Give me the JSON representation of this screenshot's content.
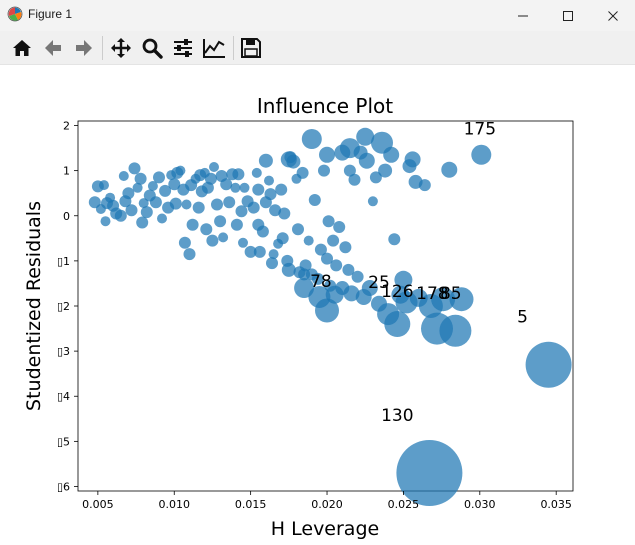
{
  "window": {
    "title": "Figure 1",
    "app_icon": "matplotlib-logo-icon",
    "controls": [
      "minimize-icon",
      "maximize-icon",
      "close-icon"
    ]
  },
  "toolbar": {
    "tools": [
      {
        "name": "home",
        "icon": "home-icon"
      },
      {
        "name": "back",
        "icon": "back-arrow-icon"
      },
      {
        "name": "forward",
        "icon": "forward-arrow-icon"
      },
      {
        "name": "pan",
        "icon": "pan-move-icon"
      },
      {
        "name": "zoom",
        "icon": "zoom-magnifier-icon"
      },
      {
        "name": "configure-subplots",
        "icon": "sliders-icon"
      },
      {
        "name": "edit-axis",
        "icon": "line-chart-icon"
      },
      {
        "name": "save",
        "icon": "save-floppy-icon"
      }
    ]
  },
  "chart_data": {
    "type": "scatter",
    "title": "Influence Plot",
    "xlabel": "H Leverage",
    "ylabel": "Studentized Residuals",
    "xlim": [
      0.0037,
      0.0361
    ],
    "ylim": [
      -6.1,
      2.1
    ],
    "xticks": [
      0.005,
      0.01,
      0.015,
      0.02,
      0.025,
      0.03,
      0.035
    ],
    "xtick_labels": [
      "0.005",
      "0.010",
      "0.015",
      "0.020",
      "0.025",
      "0.030",
      "0.035"
    ],
    "yticks": [
      2,
      1,
      0,
      -1,
      -2,
      -3,
      -4,
      -5,
      -6
    ],
    "ytick_labels": [
      "2",
      "1",
      "0",
      "▯1",
      "▯2",
      "▯3",
      "▯4",
      "▯5",
      "▯6"
    ],
    "marker_color": "#1f77b4",
    "marker_alpha": 0.72,
    "grid": false,
    "annotations": [
      {
        "text": "175",
        "x": 0.03,
        "y": 1.8
      },
      {
        "text": "78",
        "x": 0.0196,
        "y": -1.58
      },
      {
        "text": "25",
        "x": 0.0234,
        "y": -1.6
      },
      {
        "text": "126",
        "x": 0.0246,
        "y": -1.8
      },
      {
        "text": "178",
        "x": 0.0269,
        "y": -1.85
      },
      {
        "text": "85",
        "x": 0.0281,
        "y": -1.85
      },
      {
        "text": "5",
        "x": 0.0328,
        "y": -2.37
      },
      {
        "text": "130",
        "x": 0.0246,
        "y": -4.55
      }
    ],
    "points": [
      [
        0.005,
        0.65,
        6
      ],
      [
        0.0054,
        0.68,
        5
      ],
      [
        0.0048,
        0.3,
        6
      ],
      [
        0.0052,
        0.15,
        5
      ],
      [
        0.0056,
        0.28,
        6
      ],
      [
        0.006,
        0.22,
        6
      ],
      [
        0.0055,
        -0.12,
        5
      ],
      [
        0.0062,
        0.05,
        6
      ],
      [
        0.0058,
        0.4,
        5
      ],
      [
        0.0065,
        0.0,
        6
      ],
      [
        0.0068,
        0.32,
        6
      ],
      [
        0.0067,
        0.88,
        5
      ],
      [
        0.007,
        0.5,
        6
      ],
      [
        0.0072,
        0.12,
        6
      ],
      [
        0.0074,
        1.05,
        6
      ],
      [
        0.0076,
        0.62,
        5
      ],
      [
        0.0078,
        0.82,
        6
      ],
      [
        0.008,
        0.28,
        5
      ],
      [
        0.0079,
        -0.15,
        6
      ],
      [
        0.0082,
        0.08,
        6
      ],
      [
        0.0084,
        0.45,
        6
      ],
      [
        0.0086,
        0.66,
        5
      ],
      [
        0.0088,
        0.3,
        6
      ],
      [
        0.009,
        0.85,
        6
      ],
      [
        0.0092,
        -0.06,
        5
      ],
      [
        0.0094,
        0.55,
        6
      ],
      [
        0.0096,
        0.18,
        6
      ],
      [
        0.0098,
        0.9,
        5
      ],
      [
        0.01,
        0.7,
        6
      ],
      [
        0.0101,
        0.27,
        6
      ],
      [
        0.0102,
        0.95,
        6
      ],
      [
        0.0104,
        1.0,
        5
      ],
      [
        0.0106,
        0.58,
        6
      ],
      [
        0.0107,
        -0.6,
        6
      ],
      [
        0.0108,
        0.25,
        5
      ],
      [
        0.011,
        -0.85,
        6
      ],
      [
        0.0111,
        0.68,
        6
      ],
      [
        0.0112,
        -0.2,
        6
      ],
      [
        0.0114,
        0.82,
        5
      ],
      [
        0.0116,
        0.18,
        6
      ],
      [
        0.0117,
        0.9,
        6
      ],
      [
        0.0118,
        0.54,
        6
      ],
      [
        0.012,
        0.95,
        5
      ],
      [
        0.0121,
        -0.3,
        6
      ],
      [
        0.0122,
        0.62,
        6
      ],
      [
        0.0124,
        0.82,
        6
      ],
      [
        0.0125,
        -0.55,
        6
      ],
      [
        0.0126,
        1.08,
        5
      ],
      [
        0.0128,
        0.25,
        6
      ],
      [
        0.013,
        -0.12,
        6
      ],
      [
        0.0131,
        0.88,
        6
      ],
      [
        0.0132,
        -0.48,
        5
      ],
      [
        0.0134,
        0.7,
        6
      ],
      [
        0.0136,
        0.3,
        6
      ],
      [
        0.0138,
        0.92,
        6
      ],
      [
        0.014,
        0.62,
        5
      ],
      [
        0.0141,
        -0.2,
        6
      ],
      [
        0.0142,
        0.92,
        6
      ],
      [
        0.0144,
        0.1,
        6
      ],
      [
        0.0146,
        0.62,
        5
      ],
      [
        0.0148,
        0.32,
        6
      ],
      [
        0.015,
        -0.8,
        6
      ],
      [
        0.0152,
        0.18,
        6
      ],
      [
        0.0154,
        0.95,
        5
      ],
      [
        0.0155,
        0.58,
        6
      ],
      [
        0.0156,
        -0.8,
        6
      ],
      [
        0.0158,
        -0.35,
        6
      ],
      [
        0.016,
        0.3,
        6
      ],
      [
        0.0162,
        0.78,
        5
      ],
      [
        0.0163,
        0.48,
        6
      ],
      [
        0.0164,
        -1.05,
        6
      ],
      [
        0.0166,
        0.12,
        6
      ],
      [
        0.0168,
        -0.62,
        5
      ],
      [
        0.017,
        0.58,
        6
      ],
      [
        0.0171,
        -0.5,
        6
      ],
      [
        0.0172,
        0.05,
        6
      ],
      [
        0.0174,
        -1.0,
        6
      ],
      [
        0.0176,
        1.3,
        6
      ],
      [
        0.0178,
        1.2,
        7
      ],
      [
        0.018,
        0.82,
        5
      ],
      [
        0.0181,
        -0.3,
        6
      ],
      [
        0.0182,
        -1.25,
        6
      ],
      [
        0.0184,
        0.95,
        6
      ],
      [
        0.0186,
        -1.1,
        6
      ],
      [
        0.0188,
        -0.55,
        5
      ],
      [
        0.019,
        -1.3,
        6
      ],
      [
        0.0192,
        0.35,
        6
      ],
      [
        0.0194,
        -1.4,
        6
      ],
      [
        0.0196,
        -0.75,
        6
      ],
      [
        0.0198,
        1.0,
        6
      ],
      [
        0.02,
        -0.95,
        6
      ],
      [
        0.0201,
        -0.12,
        6
      ],
      [
        0.0202,
        -1.55,
        6
      ],
      [
        0.0204,
        -0.55,
        6
      ],
      [
        0.0206,
        -1.1,
        6
      ],
      [
        0.0208,
        -0.25,
        6
      ],
      [
        0.021,
        -1.6,
        7
      ],
      [
        0.0212,
        -0.7,
        6
      ],
      [
        0.0214,
        -1.2,
        6
      ],
      [
        0.0216,
        -1.72,
        8
      ],
      [
        0.0218,
        0.8,
        6
      ],
      [
        0.022,
        -1.35,
        6
      ],
      [
        0.0222,
        1.4,
        7
      ],
      [
        0.0224,
        -1.8,
        8
      ],
      [
        0.0226,
        1.22,
        8
      ],
      [
        0.0228,
        -1.6,
        8
      ],
      [
        0.023,
        0.32,
        5
      ],
      [
        0.0232,
        0.85,
        6
      ],
      [
        0.0234,
        -1.95,
        8
      ],
      [
        0.0236,
        1.62,
        11
      ],
      [
        0.0238,
        1.0,
        7
      ],
      [
        0.024,
        -2.18,
        11
      ],
      [
        0.0242,
        1.35,
        8
      ],
      [
        0.0244,
        -0.52,
        6
      ],
      [
        0.0246,
        -2.4,
        13
      ],
      [
        0.0248,
        -1.75,
        9
      ],
      [
        0.025,
        -1.42,
        9
      ],
      [
        0.0252,
        -1.92,
        11
      ],
      [
        0.0254,
        1.1,
        7
      ],
      [
        0.0256,
        1.25,
        8
      ],
      [
        0.0258,
        0.75,
        7
      ],
      [
        0.026,
        -1.82,
        9
      ],
      [
        0.0264,
        0.68,
        6
      ],
      [
        0.0268,
        -2.0,
        12
      ],
      [
        0.0272,
        -2.5,
        16
      ],
      [
        0.0276,
        -1.85,
        12
      ],
      [
        0.028,
        1.02,
        8
      ],
      [
        0.0284,
        -2.55,
        16
      ],
      [
        0.0288,
        -1.85,
        12
      ],
      [
        0.0301,
        1.35,
        10
      ],
      [
        0.0345,
        -3.3,
        23
      ],
      [
        0.0267,
        -5.7,
        33
      ],
      [
        0.02,
        -2.1,
        12
      ],
      [
        0.019,
        1.7,
        10
      ],
      [
        0.02,
        1.35,
        8
      ],
      [
        0.021,
        1.4,
        8
      ],
      [
        0.0215,
        1.5,
        10
      ],
      [
        0.0225,
        1.75,
        9
      ],
      [
        0.0185,
        -1.6,
        10
      ],
      [
        0.0195,
        -1.8,
        11
      ],
      [
        0.0205,
        -1.75,
        9
      ],
      [
        0.0215,
        1.0,
        6
      ],
      [
        0.016,
        1.22,
        7
      ],
      [
        0.0175,
        1.25,
        8
      ],
      [
        0.0185,
        -1.3,
        6
      ],
      [
        0.0175,
        -1.2,
        7
      ],
      [
        0.0165,
        -0.85,
        5
      ],
      [
        0.0155,
        -0.2,
        6
      ],
      [
        0.0145,
        -0.6,
        5
      ]
    ]
  }
}
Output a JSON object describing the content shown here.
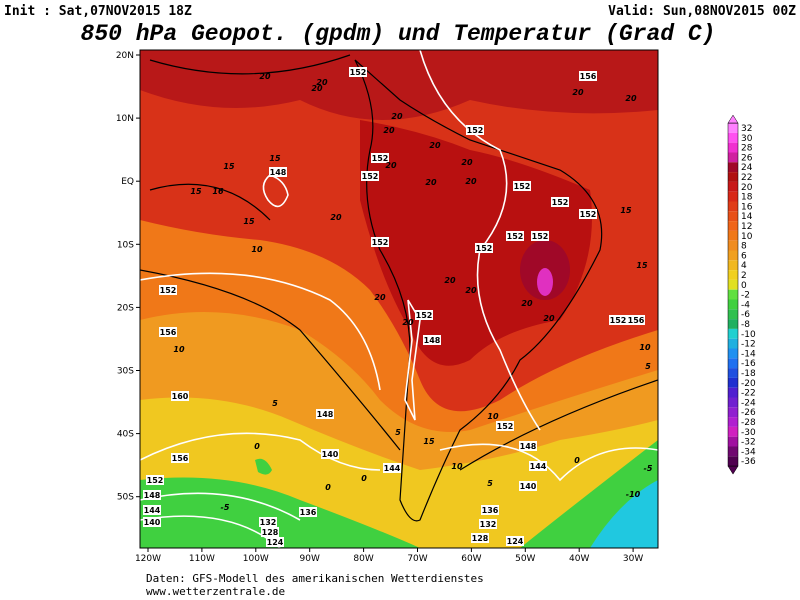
{
  "header": {
    "init": "Init : Sat,07NOV2015 18Z",
    "valid": "Valid: Sun,08NOV2015 00Z",
    "title": "850 hPa Geopot. (gpdm) und Temperatur (Grad C)"
  },
  "map": {
    "lon_ticks": [
      "120W",
      "110W",
      "100W",
      "90W",
      "80W",
      "70W",
      "60W",
      "50W",
      "40W",
      "30W"
    ],
    "lat_ticks": [
      "20N",
      "10N",
      "EQ",
      "10S",
      "20S",
      "30S",
      "40S",
      "50S"
    ],
    "geopotential_labels": [
      152,
      156,
      152,
      148,
      152,
      152,
      152,
      152,
      152,
      152,
      152,
      152,
      152,
      152,
      156,
      160,
      148,
      152,
      148,
      144,
      156,
      140,
      144,
      152,
      148,
      144,
      140,
      136,
      132,
      128,
      124,
      136,
      132,
      128,
      124,
      140,
      156,
      152,
      148,
      152
    ],
    "temperature_labels": [
      20,
      20,
      20,
      20,
      20,
      20,
      20,
      20,
      20,
      20,
      20,
      20,
      15,
      15,
      15,
      16,
      20,
      15,
      15,
      10,
      15,
      20,
      20,
      20,
      20,
      20,
      20,
      10,
      10,
      5,
      5,
      5,
      15,
      10,
      10,
      5,
      0,
      0,
      -5,
      0,
      -5,
      -10,
      0
    ]
  },
  "colorbar": {
    "levels": [
      32,
      30,
      28,
      26,
      24,
      22,
      20,
      18,
      16,
      14,
      12,
      10,
      8,
      6,
      4,
      2,
      0,
      -2,
      -4,
      -6,
      -8,
      -10,
      -12,
      -14,
      -16,
      -18,
      -20,
      -22,
      -24,
      -26,
      -28,
      -30,
      -32,
      -34,
      -36
    ],
    "colors": [
      "#ff80ff",
      "#ff50f0",
      "#f030d0",
      "#d020a0",
      "#a00828",
      "#b01010",
      "#c81818",
      "#d82818",
      "#e03c18",
      "#e85018",
      "#f06418",
      "#f07818",
      "#f08c20",
      "#f0a020",
      "#f0b820",
      "#f0d020",
      "#e0e020",
      "#60e040",
      "#40d040",
      "#30c050",
      "#20b060",
      "#20d0d0",
      "#20b0e0",
      "#2090f0",
      "#2070f0",
      "#2050e0",
      "#2030d0",
      "#5020d0",
      "#7020d0",
      "#9020d0",
      "#b020d0",
      "#d020c0",
      "#a010a0",
      "#700870",
      "#500050"
    ]
  },
  "footer": {
    "line1": "Daten: GFS-Modell des amerikanischen Wetterdienstes",
    "line2": "www.wetterzentrale.de"
  }
}
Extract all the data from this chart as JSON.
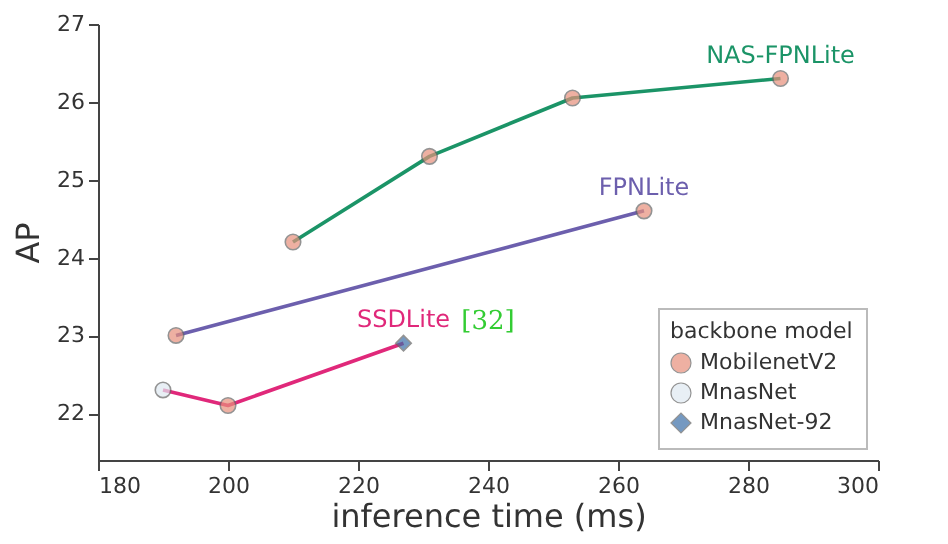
{
  "chart_data": {
    "type": "line",
    "xlabel": "inference time (ms)",
    "ylabel": "AP",
    "legend_title": "backbone model",
    "xlim": [
      180,
      300
    ],
    "xticks": [
      180,
      200,
      220,
      240,
      260,
      280,
      300
    ],
    "ylim": [
      21.4,
      27
    ],
    "yticks": [
      22,
      23,
      24,
      25,
      26,
      27
    ],
    "grid": false,
    "legend": "bottom right",
    "line_style": "solid",
    "annotations": [
      "[32]"
    ],
    "series": [
      {
        "name": "NAS-FPNLite",
        "color": "#1b9467",
        "marker": "none",
        "x": [
          210,
          231,
          253,
          285
        ],
        "values": [
          24.2,
          25.3,
          26.05,
          26.3
        ]
      },
      {
        "name": "FPNLite",
        "color": "#6c5fad",
        "marker": "none",
        "x": [
          192,
          264
        ],
        "values": [
          23.0,
          24.6
        ]
      },
      {
        "name": "SSDLite",
        "color": "#e0287a",
        "marker": "none",
        "x": [
          190,
          200,
          227
        ],
        "values": [
          22.3,
          22.1,
          22.9
        ]
      },
      {
        "name": "MobilenetV2",
        "type": "scatter",
        "color": "#e8907c",
        "marker": "circle",
        "x": [
          210,
          231,
          253,
          285,
          192,
          264,
          200
        ],
        "values": [
          24.2,
          25.3,
          26.05,
          26.3,
          23.0,
          24.6,
          22.1
        ]
      },
      {
        "name": "MnasNet",
        "type": "scatter",
        "color": "#dfe9f2",
        "marker": "circle",
        "x": [
          190
        ],
        "values": [
          22.3
        ]
      },
      {
        "name": "MnasNet-92",
        "type": "scatter",
        "color": "#3b6fa8",
        "marker": "diamond",
        "x": [
          227
        ],
        "values": [
          22.9
        ]
      }
    ]
  }
}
_ _ _ _
• WHAT YOU NEED TO DO
Among the lines of the data, identify those with the word "content". Copy each of them.

• TASK ANSWER
Give me the JSON representation of this screenshot's content.
Output a JSON object describing the content shown here.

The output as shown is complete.